Work out the number of lines with "icon" in them. Reply with that number and no other words.

*** TASK INPUTS

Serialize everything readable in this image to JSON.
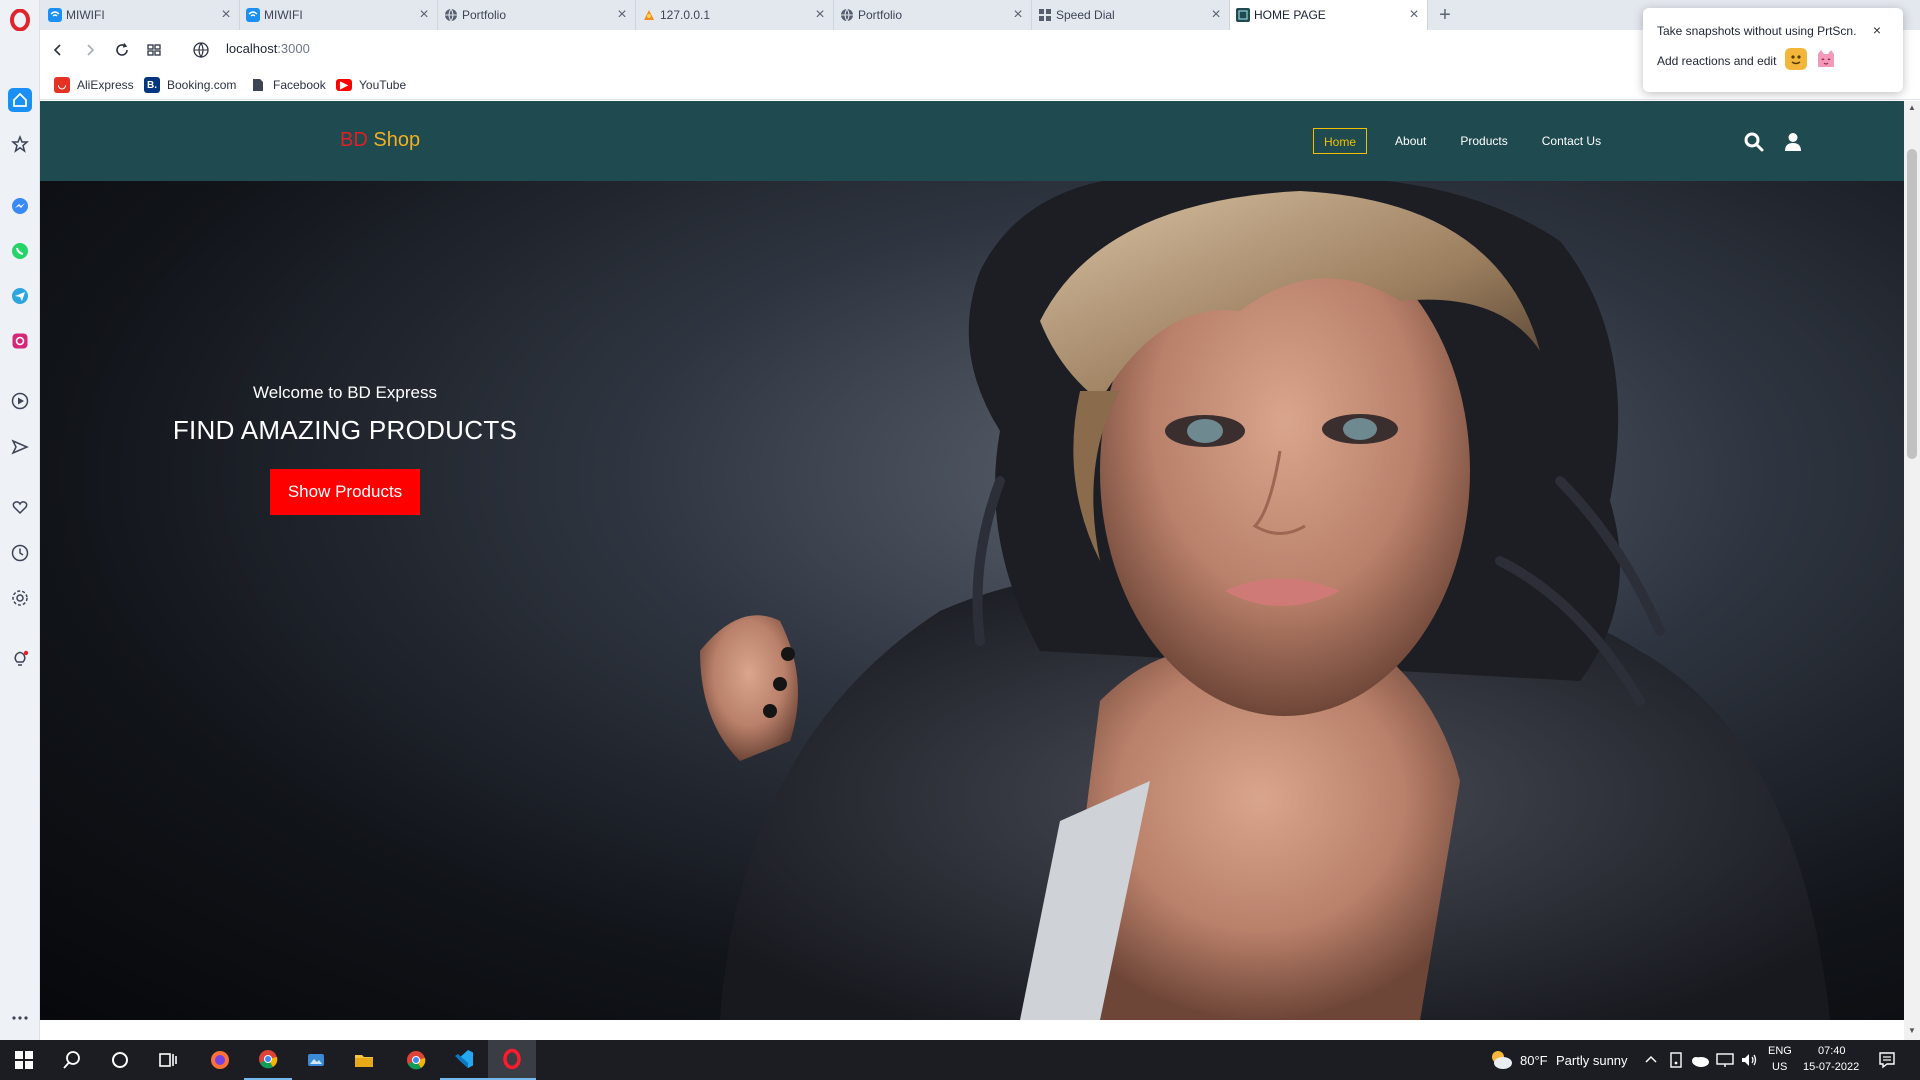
{
  "browser": {
    "tabs": [
      {
        "label": "MIWIFI",
        "favicon": "wifi-icon",
        "active": false
      },
      {
        "label": "MIWIFI",
        "favicon": "wifi-icon",
        "active": false
      },
      {
        "label": "Portfolio",
        "favicon": "globe-icon",
        "active": false
      },
      {
        "label": "127.0.0.1",
        "favicon": "xampp-icon",
        "active": false
      },
      {
        "label": "Portfolio",
        "favicon": "globe-icon",
        "active": false
      },
      {
        "label": "Speed Dial",
        "favicon": "grid-icon",
        "active": false
      },
      {
        "label": "HOME PAGE",
        "favicon": "page-icon",
        "active": true
      }
    ],
    "new_tab_label": "+",
    "address": {
      "host": "localhost",
      "port": ":3000"
    },
    "bookmarks": [
      {
        "label": "AliExpress",
        "icon": "aliexpress-icon",
        "color": "#e43225"
      },
      {
        "label": "Booking.com",
        "icon": "booking-icon",
        "color": "#003580"
      },
      {
        "label": "Facebook",
        "icon": "document-icon",
        "color": "#3d4454"
      },
      {
        "label": "YouTube",
        "icon": "youtube-icon",
        "color": "#ff0000"
      }
    ],
    "toast": {
      "line1": "Take snapshots without using PrtScn.",
      "line2": "Add reactions and edit",
      "close": "×"
    }
  },
  "site": {
    "brand": {
      "part1": "BD",
      "part2": " Shop"
    },
    "nav": [
      {
        "label": "Home",
        "active": true
      },
      {
        "label": "About",
        "active": false
      },
      {
        "label": "Products",
        "active": false
      },
      {
        "label": "Contact Us",
        "active": false
      }
    ],
    "hero": {
      "welcome": "Welcome to BD Express",
      "title": "FIND AMAZING PRODUCTS",
      "button": "Show Products"
    },
    "colors": {
      "header_bg": "#1f4a50",
      "brand_red": "#e02020",
      "brand_yellow": "#f0b020",
      "cta": "#ff0000",
      "nav_active": "#f0c000"
    }
  },
  "taskbar": {
    "weather": {
      "temp": "80°F",
      "condition": "Partly sunny"
    },
    "language": {
      "lang": "ENG",
      "region": "US"
    },
    "clock": {
      "time": "07:40",
      "date": "15-07-2022"
    }
  }
}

******

WRITTEN SOLUTION
11